start

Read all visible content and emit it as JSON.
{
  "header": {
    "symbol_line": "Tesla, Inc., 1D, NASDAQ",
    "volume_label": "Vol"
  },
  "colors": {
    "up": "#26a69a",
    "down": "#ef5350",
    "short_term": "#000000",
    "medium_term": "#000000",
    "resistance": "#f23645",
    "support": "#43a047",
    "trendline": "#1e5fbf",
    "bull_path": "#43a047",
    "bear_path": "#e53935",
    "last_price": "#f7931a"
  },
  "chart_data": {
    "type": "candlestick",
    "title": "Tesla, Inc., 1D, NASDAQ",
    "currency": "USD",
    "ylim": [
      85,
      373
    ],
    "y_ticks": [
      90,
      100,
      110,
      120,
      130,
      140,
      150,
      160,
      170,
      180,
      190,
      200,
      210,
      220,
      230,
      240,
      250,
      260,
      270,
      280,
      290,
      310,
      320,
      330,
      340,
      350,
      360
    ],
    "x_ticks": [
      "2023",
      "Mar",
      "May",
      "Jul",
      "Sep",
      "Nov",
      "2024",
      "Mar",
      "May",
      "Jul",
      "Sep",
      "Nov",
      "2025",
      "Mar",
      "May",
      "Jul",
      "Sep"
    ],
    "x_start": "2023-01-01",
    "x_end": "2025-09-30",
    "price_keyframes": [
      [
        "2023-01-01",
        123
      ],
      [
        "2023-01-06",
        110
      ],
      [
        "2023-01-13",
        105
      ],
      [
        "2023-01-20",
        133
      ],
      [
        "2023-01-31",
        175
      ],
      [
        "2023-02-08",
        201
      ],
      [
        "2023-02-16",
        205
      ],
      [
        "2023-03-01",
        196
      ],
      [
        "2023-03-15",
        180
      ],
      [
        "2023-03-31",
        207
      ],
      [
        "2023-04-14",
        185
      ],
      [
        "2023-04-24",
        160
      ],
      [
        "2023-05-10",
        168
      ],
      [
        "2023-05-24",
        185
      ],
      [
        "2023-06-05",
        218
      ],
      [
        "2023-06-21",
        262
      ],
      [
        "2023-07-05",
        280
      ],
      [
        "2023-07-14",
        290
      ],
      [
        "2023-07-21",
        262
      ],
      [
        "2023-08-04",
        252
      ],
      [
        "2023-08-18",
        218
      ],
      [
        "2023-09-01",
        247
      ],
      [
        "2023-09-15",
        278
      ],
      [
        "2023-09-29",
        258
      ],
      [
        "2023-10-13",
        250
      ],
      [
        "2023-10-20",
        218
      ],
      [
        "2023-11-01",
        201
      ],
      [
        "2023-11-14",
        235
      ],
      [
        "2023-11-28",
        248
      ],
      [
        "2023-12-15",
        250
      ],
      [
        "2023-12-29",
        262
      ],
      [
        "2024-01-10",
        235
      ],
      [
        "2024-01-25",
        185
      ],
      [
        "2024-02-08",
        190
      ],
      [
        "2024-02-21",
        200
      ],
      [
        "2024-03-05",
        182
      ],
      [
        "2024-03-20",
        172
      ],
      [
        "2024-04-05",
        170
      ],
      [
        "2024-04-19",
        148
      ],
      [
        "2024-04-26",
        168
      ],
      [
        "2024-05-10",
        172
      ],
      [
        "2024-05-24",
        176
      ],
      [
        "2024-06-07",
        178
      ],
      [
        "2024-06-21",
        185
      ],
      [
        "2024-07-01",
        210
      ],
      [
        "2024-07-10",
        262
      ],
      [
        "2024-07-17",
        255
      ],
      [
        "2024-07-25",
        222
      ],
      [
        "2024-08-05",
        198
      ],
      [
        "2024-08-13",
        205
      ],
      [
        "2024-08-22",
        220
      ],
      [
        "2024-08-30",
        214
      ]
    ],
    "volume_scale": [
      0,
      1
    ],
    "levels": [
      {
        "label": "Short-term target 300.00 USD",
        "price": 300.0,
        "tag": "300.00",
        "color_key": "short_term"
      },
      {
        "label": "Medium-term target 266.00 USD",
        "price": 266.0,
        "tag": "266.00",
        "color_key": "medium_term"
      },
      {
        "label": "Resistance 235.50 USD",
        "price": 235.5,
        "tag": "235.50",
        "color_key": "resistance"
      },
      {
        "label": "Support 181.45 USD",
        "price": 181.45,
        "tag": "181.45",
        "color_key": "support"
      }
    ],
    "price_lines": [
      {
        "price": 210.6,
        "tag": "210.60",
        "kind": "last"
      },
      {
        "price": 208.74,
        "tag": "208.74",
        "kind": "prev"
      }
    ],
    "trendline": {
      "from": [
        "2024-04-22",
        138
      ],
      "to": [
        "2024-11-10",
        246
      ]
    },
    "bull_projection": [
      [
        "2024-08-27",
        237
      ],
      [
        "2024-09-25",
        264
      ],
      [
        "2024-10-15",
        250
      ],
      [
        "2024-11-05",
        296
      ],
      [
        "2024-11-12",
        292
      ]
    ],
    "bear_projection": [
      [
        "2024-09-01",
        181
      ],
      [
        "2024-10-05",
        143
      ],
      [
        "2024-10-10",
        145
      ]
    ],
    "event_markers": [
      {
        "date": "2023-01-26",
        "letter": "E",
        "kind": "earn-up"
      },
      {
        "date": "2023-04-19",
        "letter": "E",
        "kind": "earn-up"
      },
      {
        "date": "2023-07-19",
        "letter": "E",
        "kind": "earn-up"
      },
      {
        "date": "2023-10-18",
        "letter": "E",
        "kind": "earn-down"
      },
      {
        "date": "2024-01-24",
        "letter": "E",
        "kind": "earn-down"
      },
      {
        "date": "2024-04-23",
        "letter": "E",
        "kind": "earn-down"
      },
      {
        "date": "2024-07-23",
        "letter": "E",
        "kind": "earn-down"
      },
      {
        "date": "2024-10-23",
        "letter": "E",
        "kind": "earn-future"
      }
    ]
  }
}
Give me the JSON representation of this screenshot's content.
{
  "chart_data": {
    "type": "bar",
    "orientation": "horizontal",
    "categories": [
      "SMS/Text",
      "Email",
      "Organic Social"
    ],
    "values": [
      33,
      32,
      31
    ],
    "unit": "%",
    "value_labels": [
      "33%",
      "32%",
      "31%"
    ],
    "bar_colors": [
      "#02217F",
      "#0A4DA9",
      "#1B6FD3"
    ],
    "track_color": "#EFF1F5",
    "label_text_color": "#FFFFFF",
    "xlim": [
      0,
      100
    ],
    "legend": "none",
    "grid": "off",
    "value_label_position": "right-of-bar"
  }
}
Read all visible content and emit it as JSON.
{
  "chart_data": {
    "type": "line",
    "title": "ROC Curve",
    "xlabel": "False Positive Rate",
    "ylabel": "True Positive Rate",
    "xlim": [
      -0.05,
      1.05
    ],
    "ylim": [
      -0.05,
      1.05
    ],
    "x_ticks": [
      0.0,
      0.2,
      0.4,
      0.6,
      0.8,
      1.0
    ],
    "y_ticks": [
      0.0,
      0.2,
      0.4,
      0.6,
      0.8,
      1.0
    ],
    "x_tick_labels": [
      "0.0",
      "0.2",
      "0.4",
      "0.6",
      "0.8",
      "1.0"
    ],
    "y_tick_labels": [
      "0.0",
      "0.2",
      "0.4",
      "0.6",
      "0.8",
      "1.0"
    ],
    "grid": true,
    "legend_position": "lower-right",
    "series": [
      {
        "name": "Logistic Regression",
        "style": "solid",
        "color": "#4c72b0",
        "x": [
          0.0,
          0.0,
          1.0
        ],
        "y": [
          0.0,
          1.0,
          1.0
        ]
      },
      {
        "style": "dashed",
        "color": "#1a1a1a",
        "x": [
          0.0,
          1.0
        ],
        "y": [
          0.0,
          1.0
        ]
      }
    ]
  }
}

end

[What is required] Repeat exactly the lines above from the line that contains "Give me the" through the end. Include both of these ends; leave out everything else.

[Problem solution]
Give me the JSON representation of this screenshot's content.
{
  "chart_data": {
    "type": "bar",
    "orientation": "horizontal",
    "categories": [
      "SMS/Text",
      "Email",
      "Organic Social"
    ],
    "values": [
      33,
      32,
      31
    ],
    "unit": "%",
    "value_labels": [
      "33%",
      "32%",
      "31%"
    ],
    "bar_colors": [
      "#02217F",
      "#0A4DA9",
      "#1B6FD3"
    ],
    "track_color": "#EFF1F5",
    "label_text_color": "#FFFFFF",
    "xlim": [
      0,
      100
    ],
    "legend": "none",
    "grid": "off",
    "value_label_position": "right-of-bar"
  }
}
Read all visible content and emit it as JSON.
{
  "chart_data": {
    "type": "line",
    "title": "ROC Curve",
    "xlabel": "False Positive Rate",
    "ylabel": "True Positive Rate",
    "xlim": [
      -0.05,
      1.05
    ],
    "ylim": [
      -0.05,
      1.05
    ],
    "x_ticks": [
      0.0,
      0.2,
      0.4,
      0.6,
      0.8,
      1.0
    ],
    "y_ticks": [
      0.0,
      0.2,
      0.4,
      0.6,
      0.8,
      1.0
    ],
    "x_tick_labels": [
      "0.0",
      "0.2",
      "0.4",
      "0.6",
      "0.8",
      "1.0"
    ],
    "y_tick_labels": [
      "0.0",
      "0.2",
      "0.4",
      "0.6",
      "0.8",
      "1.0"
    ],
    "grid": true,
    "legend_position": "lower-right",
    "series": [
      {
        "name": "Logistic Regression",
        "style": "solid",
        "color": "#4c72b0",
        "x": [
          0.0,
          0.0,
          1.0
        ],
        "y": [
          0.0,
          1.0,
          1.0
        ]
      },
      {
        "style": "dashed",
        "color": "#1a1a1a",
        "x": [
          0.0,
          1.0
        ],
        "y": [
          0.0,
          1.0
        ]
      }
    ]
  }
}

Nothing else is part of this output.